═════ Given entries
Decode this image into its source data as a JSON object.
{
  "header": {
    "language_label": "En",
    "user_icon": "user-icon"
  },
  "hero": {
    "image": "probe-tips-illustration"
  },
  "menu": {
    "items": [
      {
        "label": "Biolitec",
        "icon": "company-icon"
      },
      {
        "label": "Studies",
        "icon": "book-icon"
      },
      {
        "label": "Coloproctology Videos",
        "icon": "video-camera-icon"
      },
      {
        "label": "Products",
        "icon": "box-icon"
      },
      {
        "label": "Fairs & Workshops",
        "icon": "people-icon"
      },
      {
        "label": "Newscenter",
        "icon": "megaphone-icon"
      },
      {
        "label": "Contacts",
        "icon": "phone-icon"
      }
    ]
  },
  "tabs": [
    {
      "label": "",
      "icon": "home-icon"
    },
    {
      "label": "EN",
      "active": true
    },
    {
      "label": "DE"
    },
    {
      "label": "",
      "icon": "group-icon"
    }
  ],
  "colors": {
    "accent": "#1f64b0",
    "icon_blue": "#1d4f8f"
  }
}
══════════
## Directive
Print all of the entries exactly as they appear.

## Solution to this problem
Decode this image into its source data as a JSON object.
{
  "header": {
    "language_label": "En",
    "user_icon": "user-icon"
  },
  "hero": {
    "image": "probe-tips-illustration"
  },
  "menu": {
    "items": [
      {
        "label": "Biolitec",
        "icon": "company-icon"
      },
      {
        "label": "Studies",
        "icon": "book-icon"
      },
      {
        "label": "Coloproctology Videos",
        "icon": "video-camera-icon"
      },
      {
        "label": "Products",
        "icon": "box-icon"
      },
      {
        "label": "Fairs & Workshops",
        "icon": "people-icon"
      },
      {
        "label": "Newscenter",
        "icon": "megaphone-icon"
      },
      {
        "label": "Contacts",
        "icon": "phone-icon"
      }
    ]
  },
  "tabs": [
    {
      "label": "",
      "icon": "home-icon"
    },
    {
      "label": "EN",
      "active": true
    },
    {
      "label": "DE"
    },
    {
      "label": "",
      "icon": "group-icon"
    }
  ],
  "colors": {
    "accent": "#1f64b0",
    "icon_blue": "#1d4f8f"
  }
}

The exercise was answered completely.